▶ **Information provided**
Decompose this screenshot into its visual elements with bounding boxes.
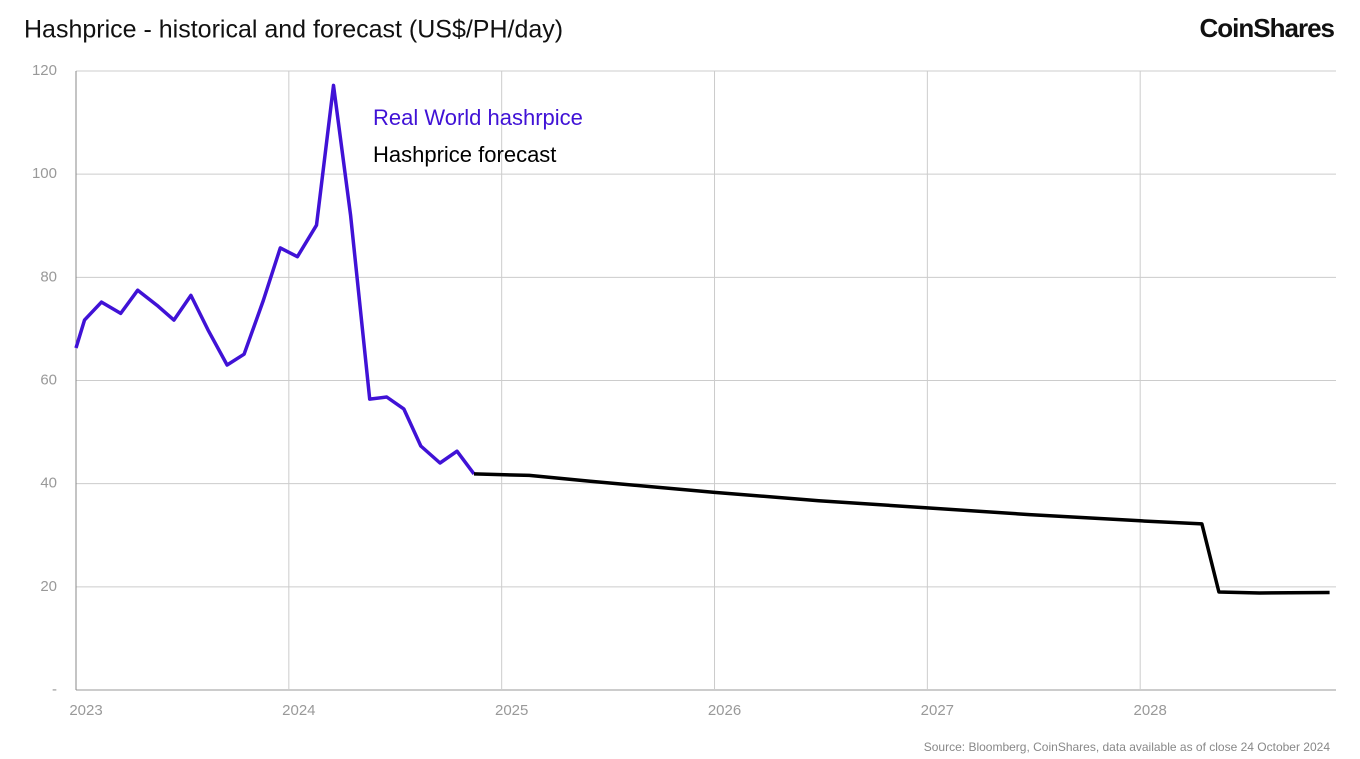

* * *

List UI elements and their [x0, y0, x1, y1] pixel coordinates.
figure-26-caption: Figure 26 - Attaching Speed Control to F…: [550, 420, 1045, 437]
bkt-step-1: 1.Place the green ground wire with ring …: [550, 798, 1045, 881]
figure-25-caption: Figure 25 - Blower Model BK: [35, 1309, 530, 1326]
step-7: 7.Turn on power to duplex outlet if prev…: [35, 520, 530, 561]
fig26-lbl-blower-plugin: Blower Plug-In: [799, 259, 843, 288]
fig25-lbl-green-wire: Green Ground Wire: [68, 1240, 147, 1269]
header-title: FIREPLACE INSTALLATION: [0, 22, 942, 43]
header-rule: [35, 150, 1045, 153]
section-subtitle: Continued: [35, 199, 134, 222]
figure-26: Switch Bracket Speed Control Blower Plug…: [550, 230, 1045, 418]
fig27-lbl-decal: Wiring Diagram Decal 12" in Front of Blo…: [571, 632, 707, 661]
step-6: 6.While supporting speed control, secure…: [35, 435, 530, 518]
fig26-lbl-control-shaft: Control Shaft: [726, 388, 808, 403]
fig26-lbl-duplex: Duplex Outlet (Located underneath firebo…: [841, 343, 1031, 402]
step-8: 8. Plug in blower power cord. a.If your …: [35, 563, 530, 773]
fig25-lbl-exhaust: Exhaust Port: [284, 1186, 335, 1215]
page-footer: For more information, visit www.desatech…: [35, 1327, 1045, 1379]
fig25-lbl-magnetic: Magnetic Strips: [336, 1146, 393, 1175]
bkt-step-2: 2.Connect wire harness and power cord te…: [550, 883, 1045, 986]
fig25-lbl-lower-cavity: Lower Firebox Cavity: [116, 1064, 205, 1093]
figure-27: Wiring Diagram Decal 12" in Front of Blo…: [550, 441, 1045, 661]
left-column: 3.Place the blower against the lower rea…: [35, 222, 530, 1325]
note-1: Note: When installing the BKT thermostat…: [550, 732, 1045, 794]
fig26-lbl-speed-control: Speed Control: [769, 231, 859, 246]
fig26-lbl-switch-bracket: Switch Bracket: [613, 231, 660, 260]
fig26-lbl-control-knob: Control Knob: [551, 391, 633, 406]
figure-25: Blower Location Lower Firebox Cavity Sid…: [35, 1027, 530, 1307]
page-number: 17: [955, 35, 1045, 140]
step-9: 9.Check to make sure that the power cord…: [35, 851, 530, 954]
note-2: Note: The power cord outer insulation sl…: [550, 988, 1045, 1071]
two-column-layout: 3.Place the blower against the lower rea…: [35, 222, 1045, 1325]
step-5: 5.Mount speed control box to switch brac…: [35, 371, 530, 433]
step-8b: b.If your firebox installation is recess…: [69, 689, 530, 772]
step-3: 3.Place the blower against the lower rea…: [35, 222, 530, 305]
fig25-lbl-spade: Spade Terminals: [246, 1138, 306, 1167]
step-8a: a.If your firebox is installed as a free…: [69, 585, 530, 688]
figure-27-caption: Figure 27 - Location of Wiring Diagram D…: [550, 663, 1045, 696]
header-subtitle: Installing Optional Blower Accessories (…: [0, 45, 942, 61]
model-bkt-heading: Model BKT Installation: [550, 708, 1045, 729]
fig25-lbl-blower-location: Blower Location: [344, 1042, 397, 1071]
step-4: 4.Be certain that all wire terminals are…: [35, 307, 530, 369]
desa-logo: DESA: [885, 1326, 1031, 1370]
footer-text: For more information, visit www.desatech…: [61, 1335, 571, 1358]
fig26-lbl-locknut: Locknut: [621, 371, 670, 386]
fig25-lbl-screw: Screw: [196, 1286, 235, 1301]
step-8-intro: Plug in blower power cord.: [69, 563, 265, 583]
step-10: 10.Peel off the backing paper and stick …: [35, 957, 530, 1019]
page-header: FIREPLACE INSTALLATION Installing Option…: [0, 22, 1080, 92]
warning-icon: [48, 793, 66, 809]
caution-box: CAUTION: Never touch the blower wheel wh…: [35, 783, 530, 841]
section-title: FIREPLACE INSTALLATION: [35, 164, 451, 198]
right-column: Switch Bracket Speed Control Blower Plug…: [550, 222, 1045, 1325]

▶ **Goal**
Pull out the entries word for word, starting at the line that contains "List UI elements" and stopping after the line that contains "fig27-lbl-decal: Wiring Diagram", with both of those lines included.

▶ **Final result**
List UI elements and their [x0, y0, x1, y1] pixel coordinates.
figure-26-caption: Figure 26 - Attaching Speed Control to F…: [550, 420, 1045, 437]
bkt-step-1: 1.Place the green ground wire with ring …: [550, 798, 1045, 881]
figure-25-caption: Figure 25 - Blower Model BK: [35, 1309, 530, 1326]
step-7: 7.Turn on power to duplex outlet if prev…: [35, 520, 530, 561]
fig26-lbl-blower-plugin: Blower Plug-In: [799, 259, 843, 288]
fig25-lbl-green-wire: Green Ground Wire: [68, 1240, 147, 1269]
header-title: FIREPLACE INSTALLATION: [0, 22, 942, 43]
header-rule: [35, 150, 1045, 153]
section-subtitle: Continued: [35, 199, 134, 222]
figure-26: Switch Bracket Speed Control Blower Plug…: [550, 230, 1045, 418]
fig27-lbl-decal: Wiring Diagram Decal 12" in Front of Blo…: [571, 632, 707, 661]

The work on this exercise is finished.